-- begin --

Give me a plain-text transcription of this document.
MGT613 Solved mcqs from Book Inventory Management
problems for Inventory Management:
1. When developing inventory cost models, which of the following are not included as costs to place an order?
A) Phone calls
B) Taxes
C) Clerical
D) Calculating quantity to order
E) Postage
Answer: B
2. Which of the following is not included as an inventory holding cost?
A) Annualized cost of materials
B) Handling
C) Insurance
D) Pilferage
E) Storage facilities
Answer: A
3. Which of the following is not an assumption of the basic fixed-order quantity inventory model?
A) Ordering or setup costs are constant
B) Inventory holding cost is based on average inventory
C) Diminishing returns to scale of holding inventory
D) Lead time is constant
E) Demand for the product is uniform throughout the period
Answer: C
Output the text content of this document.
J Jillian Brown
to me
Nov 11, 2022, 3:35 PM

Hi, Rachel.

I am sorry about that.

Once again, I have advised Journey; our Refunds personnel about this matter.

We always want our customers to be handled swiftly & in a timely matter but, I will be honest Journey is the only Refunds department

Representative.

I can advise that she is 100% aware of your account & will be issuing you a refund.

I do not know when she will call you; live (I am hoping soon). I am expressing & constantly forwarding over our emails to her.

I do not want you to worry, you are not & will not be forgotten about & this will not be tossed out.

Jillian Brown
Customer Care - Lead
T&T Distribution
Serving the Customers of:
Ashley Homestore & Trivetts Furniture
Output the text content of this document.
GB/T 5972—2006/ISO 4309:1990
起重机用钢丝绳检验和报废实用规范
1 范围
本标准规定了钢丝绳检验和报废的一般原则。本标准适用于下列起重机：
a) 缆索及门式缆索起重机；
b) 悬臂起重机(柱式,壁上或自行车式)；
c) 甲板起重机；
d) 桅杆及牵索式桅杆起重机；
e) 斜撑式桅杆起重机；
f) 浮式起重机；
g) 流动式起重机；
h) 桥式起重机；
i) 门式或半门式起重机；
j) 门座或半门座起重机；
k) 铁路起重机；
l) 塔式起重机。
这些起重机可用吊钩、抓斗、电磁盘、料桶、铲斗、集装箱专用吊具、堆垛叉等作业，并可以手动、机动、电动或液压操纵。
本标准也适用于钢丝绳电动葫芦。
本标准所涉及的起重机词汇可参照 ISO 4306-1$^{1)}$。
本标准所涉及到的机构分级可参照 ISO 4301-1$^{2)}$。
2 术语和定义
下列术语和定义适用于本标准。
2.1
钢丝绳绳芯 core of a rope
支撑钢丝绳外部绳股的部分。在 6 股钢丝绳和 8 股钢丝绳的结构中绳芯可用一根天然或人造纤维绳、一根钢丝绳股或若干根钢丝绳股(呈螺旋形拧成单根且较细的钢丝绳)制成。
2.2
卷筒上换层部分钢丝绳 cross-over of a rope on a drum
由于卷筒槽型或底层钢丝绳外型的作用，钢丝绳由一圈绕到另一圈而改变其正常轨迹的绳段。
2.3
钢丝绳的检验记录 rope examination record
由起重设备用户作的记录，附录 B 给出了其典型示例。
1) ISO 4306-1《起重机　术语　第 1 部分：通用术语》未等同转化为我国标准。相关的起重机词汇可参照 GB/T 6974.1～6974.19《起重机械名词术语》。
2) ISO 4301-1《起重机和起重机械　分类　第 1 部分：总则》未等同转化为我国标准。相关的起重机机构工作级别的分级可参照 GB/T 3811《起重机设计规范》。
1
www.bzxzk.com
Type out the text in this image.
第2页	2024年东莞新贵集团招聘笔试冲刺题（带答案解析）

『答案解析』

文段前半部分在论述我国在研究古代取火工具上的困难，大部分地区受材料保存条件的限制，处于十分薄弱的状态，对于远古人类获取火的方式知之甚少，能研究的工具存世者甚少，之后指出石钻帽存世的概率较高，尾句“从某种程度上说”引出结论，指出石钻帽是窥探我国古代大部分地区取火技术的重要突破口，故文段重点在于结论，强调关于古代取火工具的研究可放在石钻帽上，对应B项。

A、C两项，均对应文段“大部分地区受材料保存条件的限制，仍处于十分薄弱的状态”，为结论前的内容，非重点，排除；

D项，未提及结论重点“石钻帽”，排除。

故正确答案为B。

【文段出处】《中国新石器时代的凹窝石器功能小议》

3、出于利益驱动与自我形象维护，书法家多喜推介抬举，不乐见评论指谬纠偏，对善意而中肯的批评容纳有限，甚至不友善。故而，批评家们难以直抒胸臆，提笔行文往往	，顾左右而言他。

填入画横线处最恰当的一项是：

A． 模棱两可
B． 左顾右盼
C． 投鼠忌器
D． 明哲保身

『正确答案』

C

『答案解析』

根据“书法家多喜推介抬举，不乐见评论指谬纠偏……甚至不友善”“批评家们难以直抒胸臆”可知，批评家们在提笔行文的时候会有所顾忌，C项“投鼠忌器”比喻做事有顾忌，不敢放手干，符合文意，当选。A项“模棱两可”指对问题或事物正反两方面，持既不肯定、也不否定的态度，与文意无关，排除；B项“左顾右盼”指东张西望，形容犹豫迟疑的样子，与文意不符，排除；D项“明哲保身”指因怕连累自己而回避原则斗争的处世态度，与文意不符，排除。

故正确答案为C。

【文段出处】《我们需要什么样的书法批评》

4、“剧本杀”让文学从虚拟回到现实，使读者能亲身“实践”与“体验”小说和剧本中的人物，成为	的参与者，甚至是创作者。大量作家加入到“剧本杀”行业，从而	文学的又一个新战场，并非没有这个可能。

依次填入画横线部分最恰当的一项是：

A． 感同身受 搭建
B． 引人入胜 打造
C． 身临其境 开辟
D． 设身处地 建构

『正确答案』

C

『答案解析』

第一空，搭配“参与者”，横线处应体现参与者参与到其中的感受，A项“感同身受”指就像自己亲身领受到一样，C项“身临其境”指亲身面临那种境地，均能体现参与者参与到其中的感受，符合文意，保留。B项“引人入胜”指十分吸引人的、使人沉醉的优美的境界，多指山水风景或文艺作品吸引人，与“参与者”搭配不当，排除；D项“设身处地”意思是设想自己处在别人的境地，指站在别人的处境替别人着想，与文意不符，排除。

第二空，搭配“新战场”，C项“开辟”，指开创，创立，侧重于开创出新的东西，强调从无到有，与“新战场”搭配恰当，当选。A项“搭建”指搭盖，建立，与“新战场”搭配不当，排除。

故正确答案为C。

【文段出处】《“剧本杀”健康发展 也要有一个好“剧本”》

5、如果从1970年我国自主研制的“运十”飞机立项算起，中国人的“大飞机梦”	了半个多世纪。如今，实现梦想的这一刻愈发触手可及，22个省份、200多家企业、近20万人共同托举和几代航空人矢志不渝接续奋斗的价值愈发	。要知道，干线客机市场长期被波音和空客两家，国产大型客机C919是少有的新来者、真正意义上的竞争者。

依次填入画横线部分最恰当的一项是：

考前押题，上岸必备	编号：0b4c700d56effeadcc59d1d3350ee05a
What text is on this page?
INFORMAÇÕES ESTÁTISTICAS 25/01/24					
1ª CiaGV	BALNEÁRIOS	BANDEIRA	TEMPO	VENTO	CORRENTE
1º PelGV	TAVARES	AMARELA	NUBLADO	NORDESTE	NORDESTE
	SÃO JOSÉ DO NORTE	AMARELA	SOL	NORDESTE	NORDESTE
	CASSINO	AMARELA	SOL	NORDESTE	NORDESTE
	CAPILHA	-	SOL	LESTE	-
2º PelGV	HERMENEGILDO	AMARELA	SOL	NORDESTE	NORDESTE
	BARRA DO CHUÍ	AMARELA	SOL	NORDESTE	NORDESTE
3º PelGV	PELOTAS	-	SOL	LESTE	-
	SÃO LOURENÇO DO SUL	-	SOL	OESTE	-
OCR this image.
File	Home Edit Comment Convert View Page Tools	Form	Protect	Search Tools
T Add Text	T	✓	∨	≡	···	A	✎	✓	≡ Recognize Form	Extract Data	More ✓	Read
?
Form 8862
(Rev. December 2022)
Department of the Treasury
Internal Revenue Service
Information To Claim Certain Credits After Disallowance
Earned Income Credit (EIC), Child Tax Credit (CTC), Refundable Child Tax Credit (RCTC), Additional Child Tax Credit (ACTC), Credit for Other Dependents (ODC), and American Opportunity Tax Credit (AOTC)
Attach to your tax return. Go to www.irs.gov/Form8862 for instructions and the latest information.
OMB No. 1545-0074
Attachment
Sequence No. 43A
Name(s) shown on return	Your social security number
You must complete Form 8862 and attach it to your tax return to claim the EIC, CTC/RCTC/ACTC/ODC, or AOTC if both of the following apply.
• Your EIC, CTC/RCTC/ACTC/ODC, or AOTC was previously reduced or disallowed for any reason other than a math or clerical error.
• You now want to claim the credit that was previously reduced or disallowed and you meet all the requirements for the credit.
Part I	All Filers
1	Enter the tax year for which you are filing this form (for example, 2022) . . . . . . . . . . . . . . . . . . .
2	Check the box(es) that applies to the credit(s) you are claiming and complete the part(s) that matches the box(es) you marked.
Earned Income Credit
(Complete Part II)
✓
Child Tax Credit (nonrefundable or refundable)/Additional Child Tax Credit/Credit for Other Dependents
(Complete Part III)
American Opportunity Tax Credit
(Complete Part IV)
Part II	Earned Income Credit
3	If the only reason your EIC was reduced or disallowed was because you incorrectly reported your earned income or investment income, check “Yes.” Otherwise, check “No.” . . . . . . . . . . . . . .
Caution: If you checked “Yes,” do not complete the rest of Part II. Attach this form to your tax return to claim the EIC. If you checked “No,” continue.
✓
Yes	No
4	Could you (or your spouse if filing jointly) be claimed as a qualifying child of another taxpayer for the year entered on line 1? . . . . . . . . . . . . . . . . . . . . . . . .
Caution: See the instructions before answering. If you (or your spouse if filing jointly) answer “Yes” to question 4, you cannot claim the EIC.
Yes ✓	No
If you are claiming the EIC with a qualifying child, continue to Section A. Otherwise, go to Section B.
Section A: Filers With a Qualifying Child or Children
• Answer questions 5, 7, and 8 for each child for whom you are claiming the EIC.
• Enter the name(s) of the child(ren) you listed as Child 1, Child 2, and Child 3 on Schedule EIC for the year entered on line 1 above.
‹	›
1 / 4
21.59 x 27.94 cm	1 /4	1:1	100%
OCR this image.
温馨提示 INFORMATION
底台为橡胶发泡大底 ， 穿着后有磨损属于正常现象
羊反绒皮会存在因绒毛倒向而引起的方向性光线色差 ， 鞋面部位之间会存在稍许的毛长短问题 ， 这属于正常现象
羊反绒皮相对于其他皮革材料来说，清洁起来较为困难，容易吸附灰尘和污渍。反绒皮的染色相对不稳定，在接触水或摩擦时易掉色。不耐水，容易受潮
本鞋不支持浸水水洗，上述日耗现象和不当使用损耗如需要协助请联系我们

-- end --

> _Task prompt_
Return solely the number of lines in the data that include the word "NORDESTE".

> _Full answer_
5